__WHAT YOU ARE ASKED TO DO__: Wherever a line holds the word "Portrait", copy that line out.

__Stored entries__:
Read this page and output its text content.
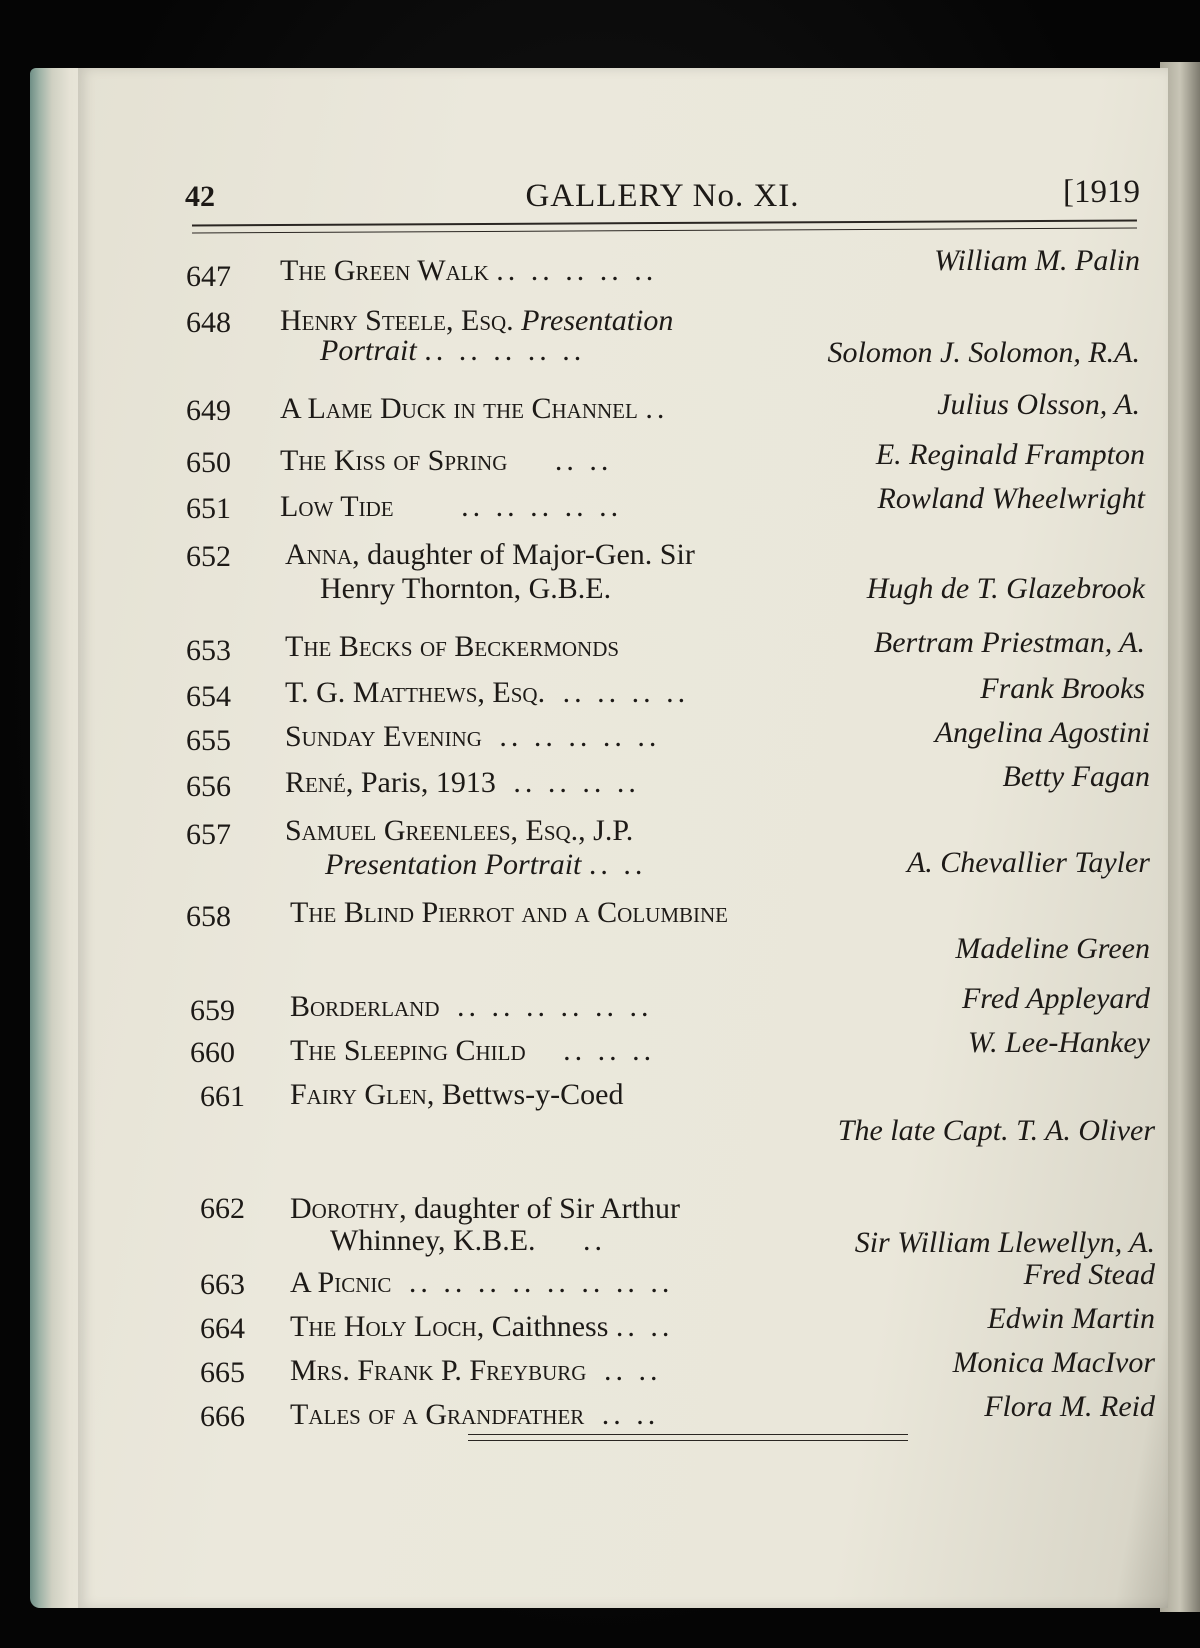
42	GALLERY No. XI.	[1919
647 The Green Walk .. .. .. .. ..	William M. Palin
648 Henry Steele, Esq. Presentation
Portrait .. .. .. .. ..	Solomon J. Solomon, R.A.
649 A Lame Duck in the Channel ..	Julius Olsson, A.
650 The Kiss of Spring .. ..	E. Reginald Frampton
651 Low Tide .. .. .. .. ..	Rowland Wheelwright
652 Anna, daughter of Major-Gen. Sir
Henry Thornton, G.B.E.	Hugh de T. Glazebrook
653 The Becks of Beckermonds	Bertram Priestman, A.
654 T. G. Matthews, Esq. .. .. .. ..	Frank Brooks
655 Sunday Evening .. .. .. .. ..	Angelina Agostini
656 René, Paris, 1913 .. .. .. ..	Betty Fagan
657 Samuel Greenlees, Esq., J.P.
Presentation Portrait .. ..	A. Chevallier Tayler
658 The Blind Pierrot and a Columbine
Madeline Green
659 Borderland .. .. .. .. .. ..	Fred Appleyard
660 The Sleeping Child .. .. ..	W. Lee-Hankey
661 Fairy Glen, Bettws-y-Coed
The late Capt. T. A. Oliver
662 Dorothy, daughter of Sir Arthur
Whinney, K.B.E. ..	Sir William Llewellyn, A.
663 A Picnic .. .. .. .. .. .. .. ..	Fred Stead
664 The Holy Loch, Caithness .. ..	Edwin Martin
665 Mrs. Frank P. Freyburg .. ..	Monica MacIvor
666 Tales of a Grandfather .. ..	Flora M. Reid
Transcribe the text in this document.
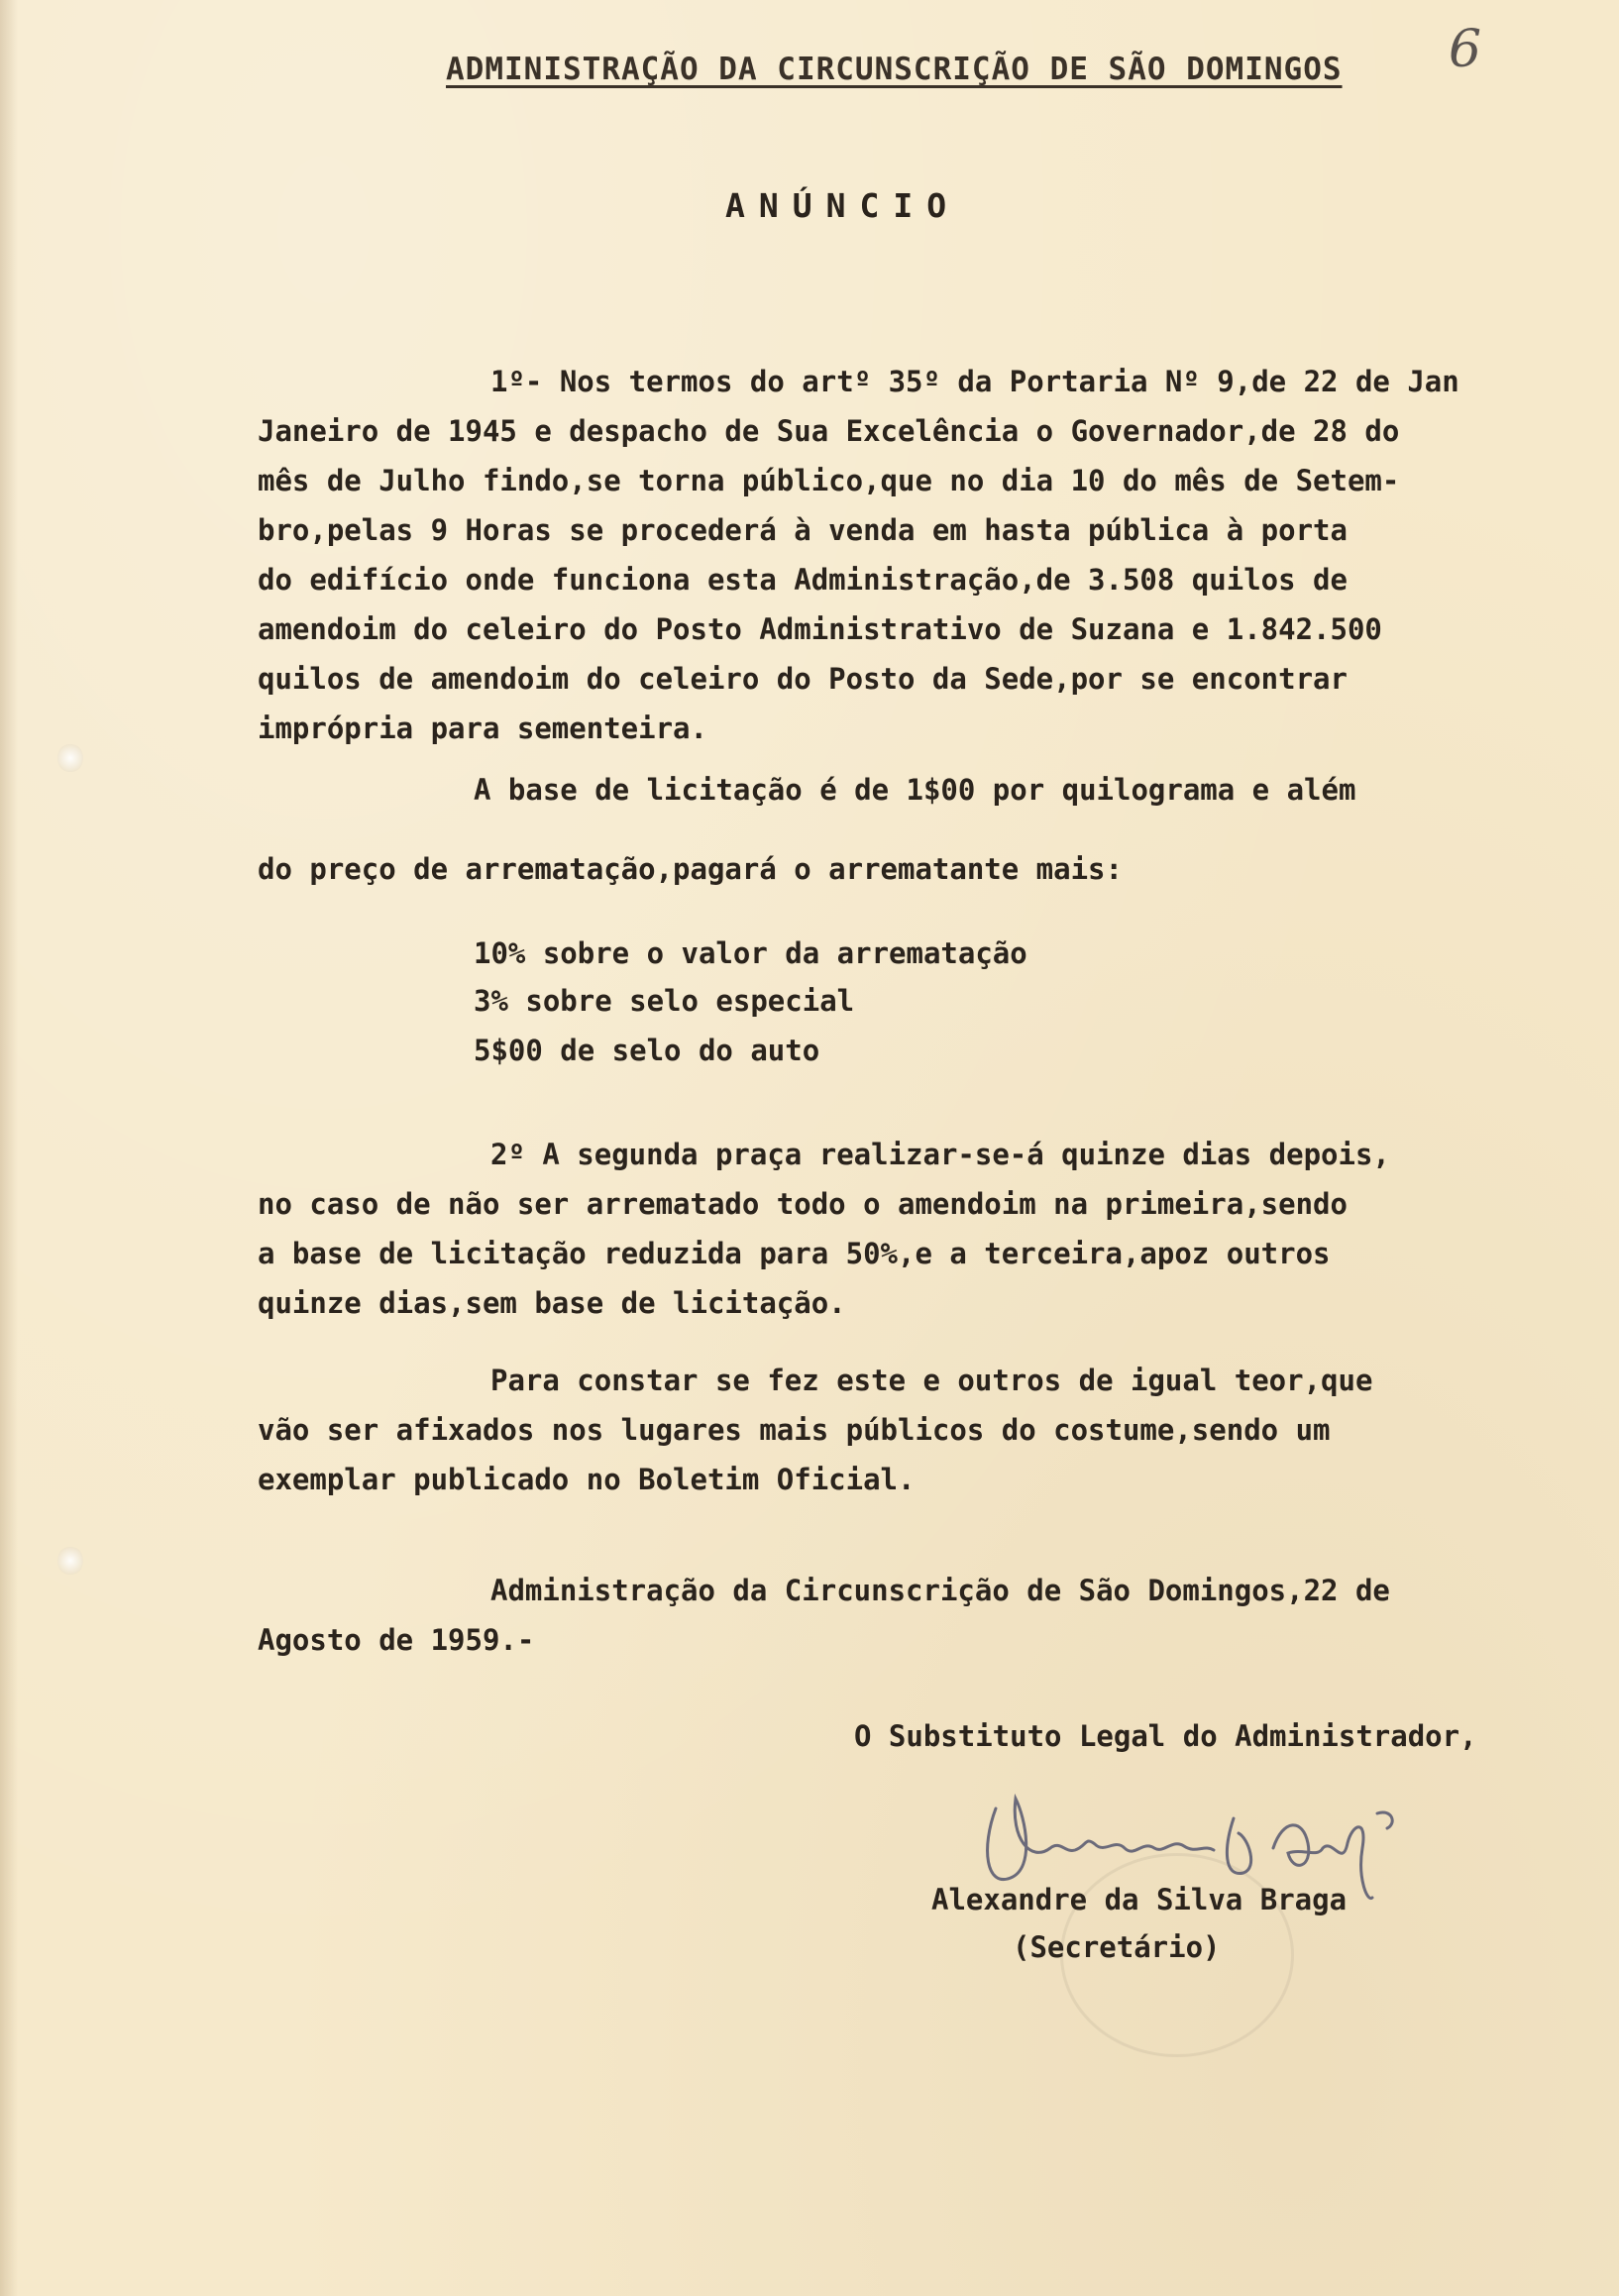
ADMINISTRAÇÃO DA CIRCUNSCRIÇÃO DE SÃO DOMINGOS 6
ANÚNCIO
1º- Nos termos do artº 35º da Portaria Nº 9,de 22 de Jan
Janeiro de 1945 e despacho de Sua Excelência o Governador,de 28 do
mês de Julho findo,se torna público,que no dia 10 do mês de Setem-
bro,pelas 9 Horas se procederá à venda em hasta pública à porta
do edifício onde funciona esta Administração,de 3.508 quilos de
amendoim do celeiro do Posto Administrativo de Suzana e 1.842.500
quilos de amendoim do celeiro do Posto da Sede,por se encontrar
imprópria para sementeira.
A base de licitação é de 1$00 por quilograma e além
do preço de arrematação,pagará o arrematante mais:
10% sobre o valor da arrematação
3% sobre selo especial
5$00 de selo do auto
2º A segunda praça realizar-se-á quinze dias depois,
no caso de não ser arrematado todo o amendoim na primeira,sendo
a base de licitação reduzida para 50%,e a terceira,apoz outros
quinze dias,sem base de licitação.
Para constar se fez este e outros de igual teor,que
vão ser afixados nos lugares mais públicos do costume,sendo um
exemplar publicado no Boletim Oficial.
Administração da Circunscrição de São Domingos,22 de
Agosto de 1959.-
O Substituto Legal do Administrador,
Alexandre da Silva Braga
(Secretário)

__WRITTEN RESPONSE__:
Portrait .. .. .. .. ..	Solomon J. Solomon, R.A.
Presentation Portrait .. ..	A. Chevallier Tayler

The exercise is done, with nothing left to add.